▶ [Data for the task]:
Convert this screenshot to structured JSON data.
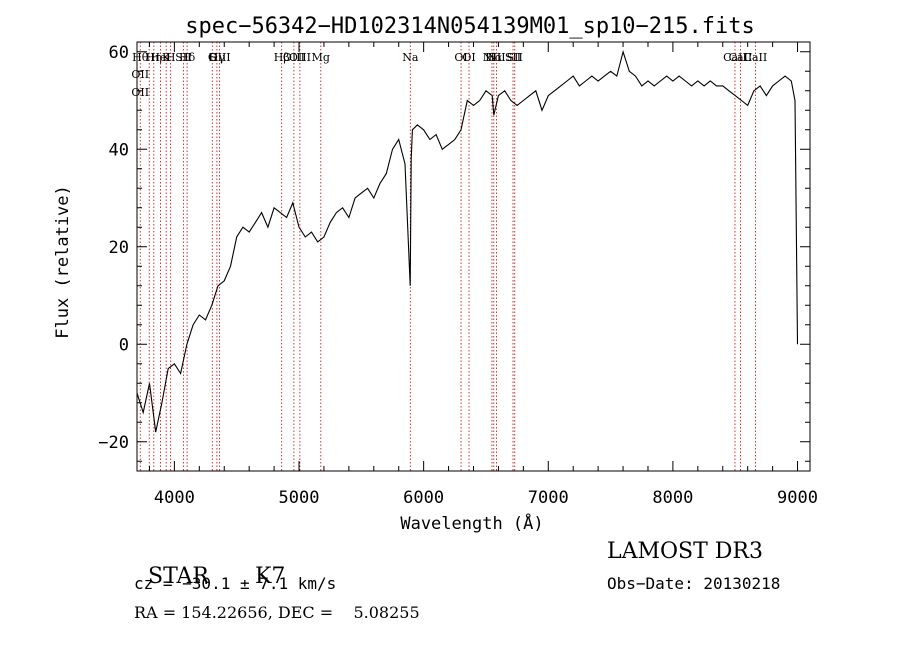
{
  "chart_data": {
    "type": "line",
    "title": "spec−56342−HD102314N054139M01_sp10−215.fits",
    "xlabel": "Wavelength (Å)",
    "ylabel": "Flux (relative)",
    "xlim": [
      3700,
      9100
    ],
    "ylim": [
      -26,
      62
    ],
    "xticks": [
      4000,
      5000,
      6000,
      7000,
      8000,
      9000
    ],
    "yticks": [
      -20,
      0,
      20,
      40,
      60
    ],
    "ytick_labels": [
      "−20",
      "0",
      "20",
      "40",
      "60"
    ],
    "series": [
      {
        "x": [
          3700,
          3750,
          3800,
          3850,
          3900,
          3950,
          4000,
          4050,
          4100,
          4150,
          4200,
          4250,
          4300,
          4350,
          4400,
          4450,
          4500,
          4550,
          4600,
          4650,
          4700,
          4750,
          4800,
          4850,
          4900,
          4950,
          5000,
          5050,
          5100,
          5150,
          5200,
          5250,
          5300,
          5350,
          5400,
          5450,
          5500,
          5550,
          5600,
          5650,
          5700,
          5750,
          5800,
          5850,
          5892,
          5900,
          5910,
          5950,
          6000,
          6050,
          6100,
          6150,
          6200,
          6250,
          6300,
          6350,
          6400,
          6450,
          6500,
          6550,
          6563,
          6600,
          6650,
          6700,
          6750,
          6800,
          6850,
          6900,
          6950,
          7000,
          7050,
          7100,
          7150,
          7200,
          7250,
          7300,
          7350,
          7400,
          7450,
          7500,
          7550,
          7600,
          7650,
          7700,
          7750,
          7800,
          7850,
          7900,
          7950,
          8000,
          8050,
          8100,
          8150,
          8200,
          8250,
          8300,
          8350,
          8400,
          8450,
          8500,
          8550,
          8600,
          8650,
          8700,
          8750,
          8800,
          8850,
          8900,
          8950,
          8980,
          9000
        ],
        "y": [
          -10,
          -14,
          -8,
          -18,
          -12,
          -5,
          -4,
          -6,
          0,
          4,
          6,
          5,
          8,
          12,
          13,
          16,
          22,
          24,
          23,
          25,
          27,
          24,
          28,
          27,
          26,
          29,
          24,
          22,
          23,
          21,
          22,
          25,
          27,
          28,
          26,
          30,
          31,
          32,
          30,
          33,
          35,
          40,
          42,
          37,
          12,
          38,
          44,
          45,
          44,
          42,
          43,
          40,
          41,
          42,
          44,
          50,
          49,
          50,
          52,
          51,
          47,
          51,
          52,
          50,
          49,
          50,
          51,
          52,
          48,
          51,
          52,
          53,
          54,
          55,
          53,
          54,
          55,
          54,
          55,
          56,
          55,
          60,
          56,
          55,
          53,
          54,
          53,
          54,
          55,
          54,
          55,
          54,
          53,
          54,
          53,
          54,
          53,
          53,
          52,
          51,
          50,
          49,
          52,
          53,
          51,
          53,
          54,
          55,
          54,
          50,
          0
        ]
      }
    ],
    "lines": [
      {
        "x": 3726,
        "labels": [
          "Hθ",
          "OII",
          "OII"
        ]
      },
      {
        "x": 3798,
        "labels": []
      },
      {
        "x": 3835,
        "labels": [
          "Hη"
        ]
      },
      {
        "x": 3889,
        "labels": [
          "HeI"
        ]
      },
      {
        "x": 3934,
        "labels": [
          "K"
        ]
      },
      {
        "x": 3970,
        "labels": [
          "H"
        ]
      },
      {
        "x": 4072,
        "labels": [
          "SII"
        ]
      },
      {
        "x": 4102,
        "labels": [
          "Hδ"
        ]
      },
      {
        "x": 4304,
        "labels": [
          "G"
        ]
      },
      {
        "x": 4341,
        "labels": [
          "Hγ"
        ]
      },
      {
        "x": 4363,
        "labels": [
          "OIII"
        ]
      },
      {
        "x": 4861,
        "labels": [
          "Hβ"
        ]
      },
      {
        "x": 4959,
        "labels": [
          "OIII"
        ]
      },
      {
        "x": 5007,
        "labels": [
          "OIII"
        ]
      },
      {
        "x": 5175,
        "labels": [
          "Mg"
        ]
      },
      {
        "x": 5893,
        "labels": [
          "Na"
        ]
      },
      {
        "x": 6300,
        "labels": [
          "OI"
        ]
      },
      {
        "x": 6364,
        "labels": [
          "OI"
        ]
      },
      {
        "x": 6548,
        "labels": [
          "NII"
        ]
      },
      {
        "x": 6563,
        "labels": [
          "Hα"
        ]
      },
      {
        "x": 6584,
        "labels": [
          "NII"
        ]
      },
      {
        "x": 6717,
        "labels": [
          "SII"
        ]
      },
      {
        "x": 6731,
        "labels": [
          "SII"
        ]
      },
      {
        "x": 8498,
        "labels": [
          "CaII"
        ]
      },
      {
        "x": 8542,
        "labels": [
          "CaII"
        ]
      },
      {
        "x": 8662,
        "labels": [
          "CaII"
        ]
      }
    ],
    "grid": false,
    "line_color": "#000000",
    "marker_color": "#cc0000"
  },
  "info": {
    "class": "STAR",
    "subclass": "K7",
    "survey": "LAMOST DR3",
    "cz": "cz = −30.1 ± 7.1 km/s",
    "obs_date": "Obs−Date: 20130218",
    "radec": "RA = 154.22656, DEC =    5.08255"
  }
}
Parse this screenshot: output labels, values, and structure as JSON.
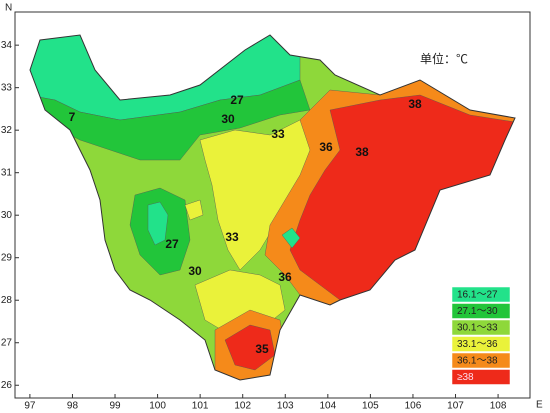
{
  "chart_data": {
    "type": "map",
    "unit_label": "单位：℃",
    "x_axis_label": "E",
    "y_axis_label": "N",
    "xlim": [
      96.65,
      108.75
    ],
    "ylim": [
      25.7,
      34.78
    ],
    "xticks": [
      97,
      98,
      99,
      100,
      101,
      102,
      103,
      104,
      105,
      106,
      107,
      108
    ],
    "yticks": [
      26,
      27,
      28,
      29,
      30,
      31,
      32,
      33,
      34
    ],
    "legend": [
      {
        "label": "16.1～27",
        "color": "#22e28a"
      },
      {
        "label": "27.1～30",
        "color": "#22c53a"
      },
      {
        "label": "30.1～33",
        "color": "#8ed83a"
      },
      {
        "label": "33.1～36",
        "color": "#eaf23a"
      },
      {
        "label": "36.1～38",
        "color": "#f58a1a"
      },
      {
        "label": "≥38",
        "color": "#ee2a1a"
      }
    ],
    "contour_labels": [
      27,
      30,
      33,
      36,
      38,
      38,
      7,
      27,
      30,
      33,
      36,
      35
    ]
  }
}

▶ [The exercise]: Every line is to be duplicated exactly, though pictures stay out.

▶ [Task result]:
Convert this screenshot to structured JSON data.
{
  "chart_data": {
    "type": "line",
    "title": "spec−56342−HD102314N054139M01_sp10−215.fits",
    "xlabel": "Wavelength (Å)",
    "ylabel": "Flux (relative)",
    "xlim": [
      3700,
      9100
    ],
    "ylim": [
      -26,
      62
    ],
    "xticks": [
      4000,
      5000,
      6000,
      7000,
      8000,
      9000
    ],
    "yticks": [
      -20,
      0,
      20,
      40,
      60
    ],
    "ytick_labels": [
      "−20",
      "0",
      "20",
      "40",
      "60"
    ],
    "series": [
      {
        "x": [
          3700,
          3750,
          3800,
          3850,
          3900,
          3950,
          4000,
          4050,
          4100,
          4150,
          4200,
          4250,
          4300,
          4350,
          4400,
          4450,
          4500,
          4550,
          4600,
          4650,
          4700,
          4750,
          4800,
          4850,
          4900,
          4950,
          5000,
          5050,
          5100,
          5150,
          5200,
          5250,
          5300,
          5350,
          5400,
          5450,
          5500,
          5550,
          5600,
          5650,
          5700,
          5750,
          5800,
          5850,
          5892,
          5900,
          5910,
          5950,
          6000,
          6050,
          6100,
          6150,
          6200,
          6250,
          6300,
          6350,
          6400,
          6450,
          6500,
          6550,
          6563,
          6600,
          6650,
          6700,
          6750,
          6800,
          6850,
          6900,
          6950,
          7000,
          7050,
          7100,
          7150,
          7200,
          7250,
          7300,
          7350,
          7400,
          7450,
          7500,
          7550,
          7600,
          7650,
          7700,
          7750,
          7800,
          7850,
          7900,
          7950,
          8000,
          8050,
          8100,
          8150,
          8200,
          8250,
          8300,
          8350,
          8400,
          8450,
          8500,
          8550,
          8600,
          8650,
          8700,
          8750,
          8800,
          8850,
          8900,
          8950,
          8980,
          9000
        ],
        "y": [
          -10,
          -14,
          -8,
          -18,
          -12,
          -5,
          -4,
          -6,
          0,
          4,
          6,
          5,
          8,
          12,
          13,
          16,
          22,
          24,
          23,
          25,
          27,
          24,
          28,
          27,
          26,
          29,
          24,
          22,
          23,
          21,
          22,
          25,
          27,
          28,
          26,
          30,
          31,
          32,
          30,
          33,
          35,
          40,
          42,
          37,
          12,
          38,
          44,
          45,
          44,
          42,
          43,
          40,
          41,
          42,
          44,
          50,
          49,
          50,
          52,
          51,
          47,
          51,
          52,
          50,
          49,
          50,
          51,
          52,
          48,
          51,
          52,
          53,
          54,
          55,
          53,
          54,
          55,
          54,
          55,
          56,
          55,
          60,
          56,
          55,
          53,
          54,
          53,
          54,
          55,
          54,
          55,
          54,
          53,
          54,
          53,
          54,
          53,
          53,
          52,
          51,
          50,
          49,
          52,
          53,
          51,
          53,
          54,
          55,
          54,
          50,
          0
        ]
      }
    ],
    "lines": [
      {
        "x": 3726,
        "labels": [
          "Hθ",
          "OII",
          "OII"
        ]
      },
      {
        "x": 3798,
        "labels": []
      },
      {
        "x": 3835,
        "labels": [
          "Hη"
        ]
      },
      {
        "x": 3889,
        "labels": [
          "HeI"
        ]
      },
      {
        "x": 3934,
        "labels": [
          "K"
        ]
      },
      {
        "x": 3970,
        "labels": [
          "H"
        ]
      },
      {
        "x": 4072,
        "labels": [
          "SII"
        ]
      },
      {
        "x": 4102,
        "labels": [
          "Hδ"
        ]
      },
      {
        "x": 4304,
        "labels": [
          "G"
        ]
      },
      {
        "x": 4341,
        "labels": [
          "Hγ"
        ]
      },
      {
        "x": 4363,
        "labels": [
          "OIII"
        ]
      },
      {
        "x": 4861,
        "labels": [
          "Hβ"
        ]
      },
      {
        "x": 4959,
        "labels": [
          "OIII"
        ]
      },
      {
        "x": 5007,
        "labels": [
          "OIII"
        ]
      },
      {
        "x": 5175,
        "labels": [
          "Mg"
        ]
      },
      {
        "x": 5893,
        "labels": [
          "Na"
        ]
      },
      {
        "x": 6300,
        "labels": [
          "OI"
        ]
      },
      {
        "x": 6364,
        "labels": [
          "OI"
        ]
      },
      {
        "x": 6548,
        "labels": [
          "NII"
        ]
      },
      {
        "x": 6563,
        "labels": [
          "Hα"
        ]
      },
      {
        "x": 6584,
        "labels": [
          "NII"
        ]
      },
      {
        "x": 6717,
        "labels": [
          "SII"
        ]
      },
      {
        "x": 6731,
        "labels": [
          "SII"
        ]
      },
      {
        "x": 8498,
        "labels": [
          "CaII"
        ]
      },
      {
        "x": 8542,
        "labels": [
          "CaII"
        ]
      },
      {
        "x": 8662,
        "labels": [
          "CaII"
        ]
      }
    ],
    "grid": false,
    "line_color": "#000000",
    "marker_color": "#cc0000"
  },
  "info": {
    "class": "STAR",
    "subclass": "K7",
    "survey": "LAMOST DR3",
    "cz": "cz = −30.1 ± 7.1 km/s",
    "obs_date": "Obs−Date: 20130218",
    "radec": "RA = 154.22656, DEC =    5.08255"
  }
}
Parse this screenshot: output labels, values, and structure as JSON.
{
  "chart_data": {
    "type": "map",
    "unit_label": "单位：℃",
    "x_axis_label": "E",
    "y_axis_label": "N",
    "xlim": [
      96.65,
      108.75
    ],
    "ylim": [
      25.7,
      34.78
    ],
    "xticks": [
      97,
      98,
      99,
      100,
      101,
      102,
      103,
      104,
      105,
      106,
      107,
      108
    ],
    "yticks": [
      26,
      27,
      28,
      29,
      30,
      31,
      32,
      33,
      34
    ],
    "legend": [
      {
        "label": "16.1～27",
        "color": "#22e28a"
      },
      {
        "label": "27.1～30",
        "color": "#22c53a"
      },
      {
        "label": "30.1～33",
        "color": "#8ed83a"
      },
      {
        "label": "33.1～36",
        "color": "#eaf23a"
      },
      {
        "label": "36.1～38",
        "color": "#f58a1a"
      },
      {
        "label": "≥38",
        "color": "#ee2a1a"
      }
    ],
    "contour_labels": [
      27,
      30,
      33,
      36,
      38,
      38,
      7,
      27,
      30,
      33,
      36,
      35
    ]
  }
}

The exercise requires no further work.